JOB
Set down all of the data that follows word for word, without the images.

Data extracted from a collection
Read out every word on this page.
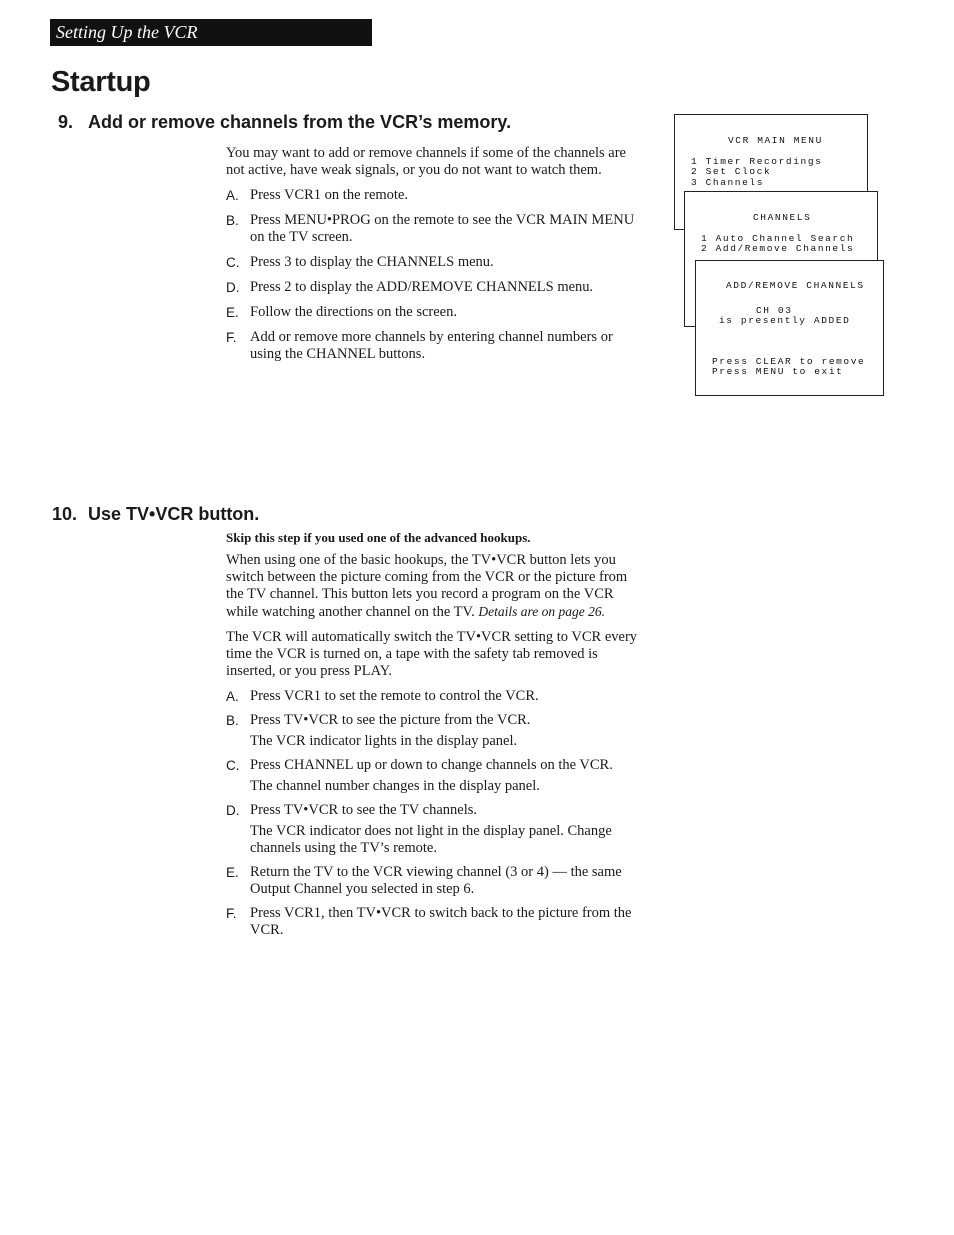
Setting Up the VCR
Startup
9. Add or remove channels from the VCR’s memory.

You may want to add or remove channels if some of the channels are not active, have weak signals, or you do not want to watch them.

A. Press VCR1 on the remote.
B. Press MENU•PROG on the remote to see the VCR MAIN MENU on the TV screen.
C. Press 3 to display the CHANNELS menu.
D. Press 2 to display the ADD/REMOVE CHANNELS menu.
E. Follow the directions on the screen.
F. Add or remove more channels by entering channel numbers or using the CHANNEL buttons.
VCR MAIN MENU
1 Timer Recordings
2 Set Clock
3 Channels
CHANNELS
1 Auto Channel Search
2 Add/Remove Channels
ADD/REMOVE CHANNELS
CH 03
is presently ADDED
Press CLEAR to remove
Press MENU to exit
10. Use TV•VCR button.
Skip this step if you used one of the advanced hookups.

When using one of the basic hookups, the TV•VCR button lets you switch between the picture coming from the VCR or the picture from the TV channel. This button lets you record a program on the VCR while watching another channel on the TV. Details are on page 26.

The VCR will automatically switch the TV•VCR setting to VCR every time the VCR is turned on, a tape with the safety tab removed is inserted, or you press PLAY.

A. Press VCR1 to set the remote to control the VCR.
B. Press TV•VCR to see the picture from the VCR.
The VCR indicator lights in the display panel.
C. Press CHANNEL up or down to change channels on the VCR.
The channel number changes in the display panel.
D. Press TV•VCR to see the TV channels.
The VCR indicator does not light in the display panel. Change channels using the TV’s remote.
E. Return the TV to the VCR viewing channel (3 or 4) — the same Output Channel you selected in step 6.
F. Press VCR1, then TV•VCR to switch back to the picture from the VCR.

THE ANSWER
Read out every word on this page.
Setting Up the VCR
Startup
9. Add or remove channels from the VCR’s memory.

You may want to add or remove channels if some of the channels are not active, have weak signals, or you do not want to watch them.

A. Press VCR1 on the remote.
B. Press MENU•PROG on the remote to see the VCR MAIN MENU on the TV screen.
C. Press 3 to display the CHANNELS menu.
D. Press 2 to display the ADD/REMOVE CHANNELS menu.
E. Follow the directions on the screen.
F. Add or remove more channels by entering channel numbers or using the CHANNEL buttons.
VCR MAIN MENU
1 Timer Recordings
2 Set Clock
3 Channels
CHANNELS
1 Auto Channel Search
2 Add/Remove Channels
ADD/REMOVE CHANNELS
CH 03
is presently ADDED
Press CLEAR to remove
Press MENU to exit
10. Use TV•VCR button.
Skip this step if you used one of the advanced hookups.

When using one of the basic hookups, the TV•VCR button lets you switch between the picture coming from the VCR or the picture from the TV channel. This button lets you record a program on the VCR while watching another channel on the TV. Details are on page 26.

The VCR will automatically switch the TV•VCR setting to VCR every time the VCR is turned on, a tape with the safety tab removed is inserted, or you press PLAY.

A. Press VCR1 to set the remote to control the VCR.
B. Press TV•VCR to see the picture from the VCR.
The VCR indicator lights in the display panel.
C. Press CHANNEL up or down to change channels on the VCR.
The channel number changes in the display panel.
D. Press TV•VCR to see the TV channels.
The VCR indicator does not light in the display panel. Change channels using the TV’s remote.
E. Return the TV to the VCR viewing channel (3 or 4) — the same Output Channel you selected in step 6.
F. Press VCR1, then TV•VCR to switch back to the picture from the VCR.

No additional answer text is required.